Goal: Return the entries below verbatim. Pictures stay out.

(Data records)

◇ ◇ ◇ ◇ ◇ ◇ ◇

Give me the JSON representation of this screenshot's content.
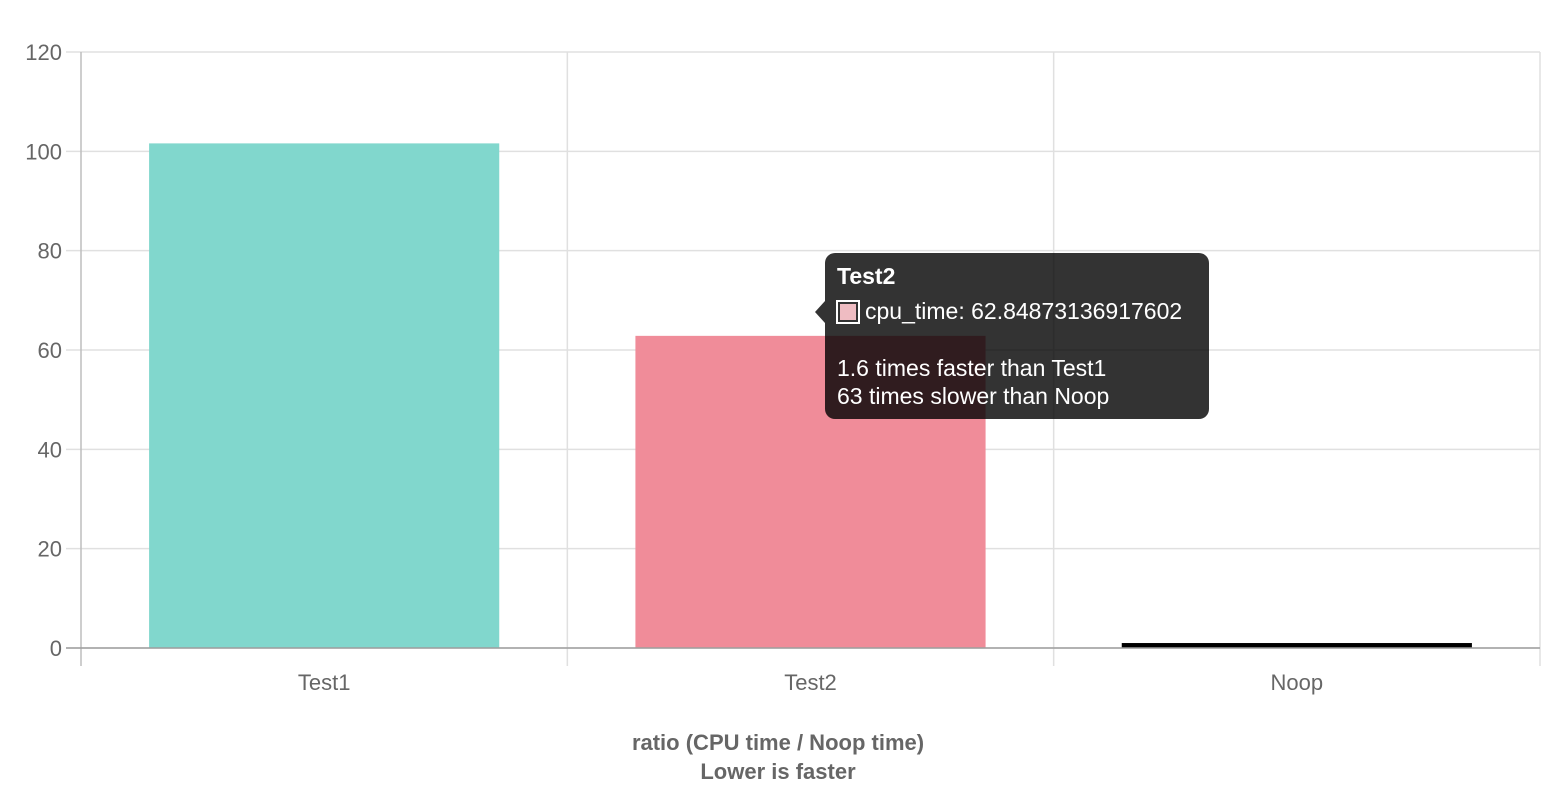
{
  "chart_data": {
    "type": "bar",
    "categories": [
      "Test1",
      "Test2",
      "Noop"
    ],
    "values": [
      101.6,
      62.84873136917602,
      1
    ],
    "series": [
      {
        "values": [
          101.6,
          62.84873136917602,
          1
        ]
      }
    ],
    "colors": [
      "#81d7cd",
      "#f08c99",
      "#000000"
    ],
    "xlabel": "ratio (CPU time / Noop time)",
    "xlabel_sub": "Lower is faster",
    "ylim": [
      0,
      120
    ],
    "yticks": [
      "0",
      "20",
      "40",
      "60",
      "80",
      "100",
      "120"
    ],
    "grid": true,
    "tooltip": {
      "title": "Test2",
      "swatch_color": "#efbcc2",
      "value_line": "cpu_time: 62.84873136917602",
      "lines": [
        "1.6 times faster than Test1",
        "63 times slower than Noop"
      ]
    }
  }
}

◇ ◇ ◇ ◇ ◇ ◇ ◇

Task response:
Give me the JSON representation of this screenshot's content.
{
  "chart_data": {
    "type": "bar",
    "categories": [
      "Test1",
      "Test2",
      "Noop"
    ],
    "values": [
      101.6,
      62.84873136917602,
      1
    ],
    "series": [
      {
        "values": [
          101.6,
          62.84873136917602,
          1
        ]
      }
    ],
    "colors": [
      "#81d7cd",
      "#f08c99",
      "#000000"
    ],
    "xlabel": "ratio (CPU time / Noop time)",
    "xlabel_sub": "Lower is faster",
    "ylim": [
      0,
      120
    ],
    "yticks": [
      "0",
      "20",
      "40",
      "60",
      "80",
      "100",
      "120"
    ],
    "grid": true,
    "tooltip": {
      "title": "Test2",
      "swatch_color": "#efbcc2",
      "value_line": "cpu_time: 62.84873136917602",
      "lines": [
        "1.6 times faster than Test1",
        "63 times slower than Noop"
      ]
    }
  }
}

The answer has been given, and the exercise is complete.